- _Exercise goal_
A line counts if it contains the word "text" at least once. State how many such lines the records contain, giving the number alone.
----- Entries shown
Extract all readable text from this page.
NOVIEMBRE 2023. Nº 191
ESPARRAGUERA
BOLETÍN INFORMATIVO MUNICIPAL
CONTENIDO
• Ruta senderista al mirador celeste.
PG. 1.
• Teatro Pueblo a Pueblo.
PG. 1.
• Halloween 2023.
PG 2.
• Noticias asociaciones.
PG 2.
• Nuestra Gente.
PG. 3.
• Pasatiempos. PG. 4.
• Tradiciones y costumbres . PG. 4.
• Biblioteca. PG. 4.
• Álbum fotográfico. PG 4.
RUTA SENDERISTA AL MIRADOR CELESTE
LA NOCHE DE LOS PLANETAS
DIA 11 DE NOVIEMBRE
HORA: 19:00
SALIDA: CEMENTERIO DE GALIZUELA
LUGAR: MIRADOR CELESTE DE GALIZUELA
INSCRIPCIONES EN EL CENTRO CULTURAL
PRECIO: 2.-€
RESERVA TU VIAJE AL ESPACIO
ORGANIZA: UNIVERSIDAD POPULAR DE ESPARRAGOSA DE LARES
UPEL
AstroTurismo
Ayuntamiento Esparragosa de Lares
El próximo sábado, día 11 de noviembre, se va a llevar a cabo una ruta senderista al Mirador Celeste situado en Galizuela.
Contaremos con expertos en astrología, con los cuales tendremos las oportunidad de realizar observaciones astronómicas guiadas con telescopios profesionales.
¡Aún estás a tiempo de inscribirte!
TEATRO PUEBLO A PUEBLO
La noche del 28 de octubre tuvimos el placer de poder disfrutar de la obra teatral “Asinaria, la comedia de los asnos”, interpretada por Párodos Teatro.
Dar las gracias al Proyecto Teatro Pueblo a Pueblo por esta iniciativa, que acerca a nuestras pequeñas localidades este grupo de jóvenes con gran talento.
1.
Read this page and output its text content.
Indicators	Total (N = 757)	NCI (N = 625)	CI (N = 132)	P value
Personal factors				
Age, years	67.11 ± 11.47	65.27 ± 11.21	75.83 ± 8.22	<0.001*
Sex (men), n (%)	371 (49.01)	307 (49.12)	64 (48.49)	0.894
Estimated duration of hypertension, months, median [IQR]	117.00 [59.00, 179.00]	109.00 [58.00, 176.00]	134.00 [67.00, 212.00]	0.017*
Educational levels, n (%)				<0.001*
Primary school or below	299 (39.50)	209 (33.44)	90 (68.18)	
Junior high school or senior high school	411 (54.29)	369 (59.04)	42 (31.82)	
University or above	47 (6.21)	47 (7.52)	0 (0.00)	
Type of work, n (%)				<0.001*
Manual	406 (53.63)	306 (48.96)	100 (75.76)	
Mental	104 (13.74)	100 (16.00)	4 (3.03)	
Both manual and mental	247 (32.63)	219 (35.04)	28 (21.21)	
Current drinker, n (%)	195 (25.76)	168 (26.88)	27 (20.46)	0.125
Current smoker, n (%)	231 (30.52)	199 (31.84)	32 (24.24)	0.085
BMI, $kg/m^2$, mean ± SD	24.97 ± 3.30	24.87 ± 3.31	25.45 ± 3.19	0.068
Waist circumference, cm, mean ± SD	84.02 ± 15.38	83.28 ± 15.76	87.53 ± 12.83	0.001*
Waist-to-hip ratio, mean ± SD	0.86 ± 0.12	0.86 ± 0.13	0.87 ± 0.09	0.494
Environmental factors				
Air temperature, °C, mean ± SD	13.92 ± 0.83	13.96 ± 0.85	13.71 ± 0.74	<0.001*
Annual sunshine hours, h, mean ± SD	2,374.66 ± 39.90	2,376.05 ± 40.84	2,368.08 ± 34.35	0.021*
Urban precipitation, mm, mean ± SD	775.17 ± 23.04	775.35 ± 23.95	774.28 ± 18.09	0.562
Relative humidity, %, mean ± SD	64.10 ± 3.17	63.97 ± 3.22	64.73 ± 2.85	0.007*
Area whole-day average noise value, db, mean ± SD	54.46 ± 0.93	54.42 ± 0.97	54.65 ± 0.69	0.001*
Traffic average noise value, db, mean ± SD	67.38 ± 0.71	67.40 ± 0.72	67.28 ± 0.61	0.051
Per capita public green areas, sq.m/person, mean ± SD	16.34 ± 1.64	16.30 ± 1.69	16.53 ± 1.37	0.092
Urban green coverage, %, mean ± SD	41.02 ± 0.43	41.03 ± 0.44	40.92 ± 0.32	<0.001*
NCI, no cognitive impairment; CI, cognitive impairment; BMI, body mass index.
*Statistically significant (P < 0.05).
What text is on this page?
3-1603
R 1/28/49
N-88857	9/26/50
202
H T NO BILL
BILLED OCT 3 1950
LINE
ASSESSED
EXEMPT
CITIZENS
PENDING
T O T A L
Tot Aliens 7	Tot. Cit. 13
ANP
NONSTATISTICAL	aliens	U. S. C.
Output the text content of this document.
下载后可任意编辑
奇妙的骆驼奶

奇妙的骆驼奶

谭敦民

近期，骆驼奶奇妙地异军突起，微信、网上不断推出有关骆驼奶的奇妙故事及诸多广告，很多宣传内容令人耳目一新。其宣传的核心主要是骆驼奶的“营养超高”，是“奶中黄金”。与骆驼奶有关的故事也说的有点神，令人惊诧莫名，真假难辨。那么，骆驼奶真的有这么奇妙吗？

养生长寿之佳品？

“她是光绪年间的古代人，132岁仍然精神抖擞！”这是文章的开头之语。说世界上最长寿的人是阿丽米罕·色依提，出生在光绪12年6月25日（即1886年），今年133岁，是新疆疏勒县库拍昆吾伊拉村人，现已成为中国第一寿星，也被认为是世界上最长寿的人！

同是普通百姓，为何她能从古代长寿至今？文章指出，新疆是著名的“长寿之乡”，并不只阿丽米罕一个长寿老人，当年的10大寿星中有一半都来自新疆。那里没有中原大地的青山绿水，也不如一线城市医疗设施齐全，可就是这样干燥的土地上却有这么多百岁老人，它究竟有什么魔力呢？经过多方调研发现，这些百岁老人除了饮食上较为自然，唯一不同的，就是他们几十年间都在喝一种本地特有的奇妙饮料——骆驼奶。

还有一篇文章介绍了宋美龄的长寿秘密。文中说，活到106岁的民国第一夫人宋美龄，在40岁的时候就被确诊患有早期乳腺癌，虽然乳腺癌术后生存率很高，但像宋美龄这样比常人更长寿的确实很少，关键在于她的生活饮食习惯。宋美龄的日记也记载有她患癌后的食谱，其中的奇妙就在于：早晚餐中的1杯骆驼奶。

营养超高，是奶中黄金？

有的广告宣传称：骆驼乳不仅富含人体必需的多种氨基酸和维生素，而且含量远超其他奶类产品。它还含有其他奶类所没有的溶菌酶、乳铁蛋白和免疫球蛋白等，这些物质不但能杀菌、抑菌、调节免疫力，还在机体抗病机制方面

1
----------
- _Completed task_
4